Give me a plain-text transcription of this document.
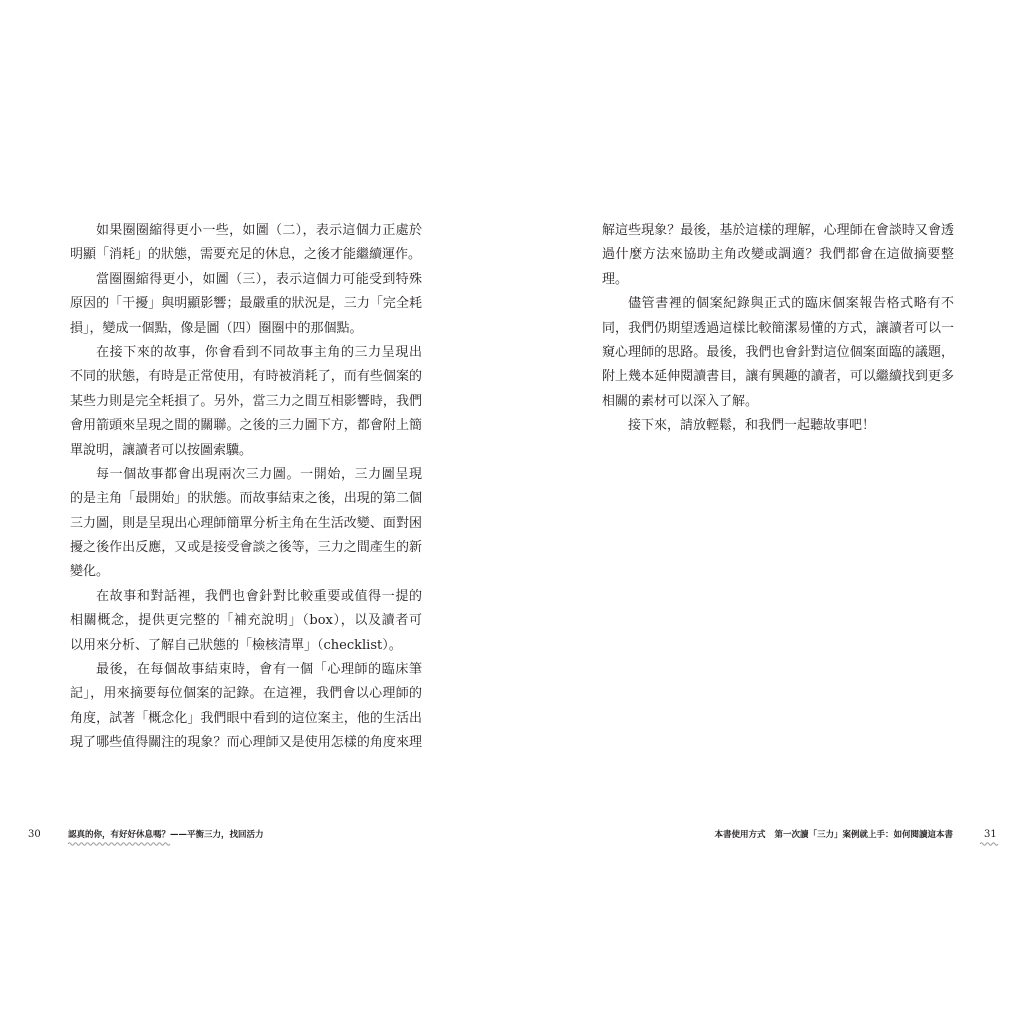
如果圈圈縮得更小一些，如圖（二），表示這個力正處於
明顯「消耗」的狀態，需要充足的休息，之後才能繼續運作。
當圈圈縮得更小，如圖（三），表示這個力可能受到特殊
原因的「干擾」與明顯影響；最嚴重的狀況是，三力「完全耗
損」，變成一個點，像是圖（四）圈圈中的那個點。
在接下來的故事，你會看到不同故事主角的三力呈現出
不同的狀態，有時是正常使用，有時被消耗了，而有些個案的
某些力則是完全耗損了。另外，當三力之間互相影響時，我們
會用箭頭來呈現之間的關聯。之後的三力圖下方，都會附上簡
單說明，讓讀者可以按圖索驥。
每一個故事都會出現兩次三力圖。一開始，三力圖呈現
的是主角「最開始」的狀態。而故事結束之後，出現的第二個
三力圖，則是呈現出心理師簡單分析主角在生活改變、面對困
擾之後作出反應，又或是接受會談之後等，三力之間產生的新
變化。
在故事和對話裡，我們也會針對比較重要或值得一提的
相關概念，提供更完整的「補充說明」（box），以及讀者可
以用來分析、了解自己狀態的「檢核清單」（checklist）。
最後，在每個故事結束時，會有一個「心理師的臨床筆
記」，用來摘要每位個案的記錄。在這裡，我們會以心理師的
角度，試著「概念化」我們眼中看到的這位案主，他的生活出
現了哪些值得關注的現象？而心理師又是使用怎樣的角度來理
解這些現象？最後，基於這樣的理解，心理師在會談時又會透
過什麼方法來協助主角改變或調適？我們都會在這做摘要整
理。
儘管書裡的個案紀錄與正式的臨床個案報告格式略有不
同，我們仍期望透過這樣比較簡潔易懂的方式，讓讀者可以一
窺心理師的思路。最後，我們也會針對這位個案面臨的議題，
附上幾本延伸閱讀書目，讓有興趣的讀者，可以繼續找到更多
相關的素材可以深入了解。
接下來，請放輕鬆，和我們一起聽故事吧！
30	認真的你，有好好休息嗎？——平衡三力，找回活力	本書使用方式 第一次讀「三力」案例就上手：如何閱讀這本書	31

== What you have to do ==
Verbatim reproduction of every record is required; images are left out.

== The response ==
Give me a plain-text transcription of this document.
如果圈圈縮得更小一些，如圖（二），表示這個力正處於
明顯「消耗」的狀態，需要充足的休息，之後才能繼續運作。
當圈圈縮得更小，如圖（三），表示這個力可能受到特殊
原因的「干擾」與明顯影響；最嚴重的狀況是，三力「完全耗
損」，變成一個點，像是圖（四）圈圈中的那個點。
在接下來的故事，你會看到不同故事主角的三力呈現出
不同的狀態，有時是正常使用，有時被消耗了，而有些個案的
某些力則是完全耗損了。另外，當三力之間互相影響時，我們
會用箭頭來呈現之間的關聯。之後的三力圖下方，都會附上簡
單說明，讓讀者可以按圖索驥。
每一個故事都會出現兩次三力圖。一開始，三力圖呈現
的是主角「最開始」的狀態。而故事結束之後，出現的第二個
三力圖，則是呈現出心理師簡單分析主角在生活改變、面對困
擾之後作出反應，又或是接受會談之後等，三力之間產生的新
變化。
在故事和對話裡，我們也會針對比較重要或值得一提的
相關概念，提供更完整的「補充說明」（box），以及讀者可
以用來分析、了解自己狀態的「檢核清單」（checklist）。
最後，在每個故事結束時，會有一個「心理師的臨床筆
記」，用來摘要每位個案的記錄。在這裡，我們會以心理師的
角度，試著「概念化」我們眼中看到的這位案主，他的生活出
現了哪些值得關注的現象？而心理師又是使用怎樣的角度來理
解這些現象？最後，基於這樣的理解，心理師在會談時又會透
過什麼方法來協助主角改變或調適？我們都會在這做摘要整
理。
儘管書裡的個案紀錄與正式的臨床個案報告格式略有不
同，我們仍期望透過這樣比較簡潔易懂的方式，讓讀者可以一
窺心理師的思路。最後，我們也會針對這位個案面臨的議題，
附上幾本延伸閱讀書目，讓有興趣的讀者，可以繼續找到更多
相關的素材可以深入了解。
接下來，請放輕鬆，和我們一起聽故事吧！
30	認真的你，有好好休息嗎？——平衡三力，找回活力	本書使用方式 第一次讀「三力」案例就上手：如何閱讀這本書	31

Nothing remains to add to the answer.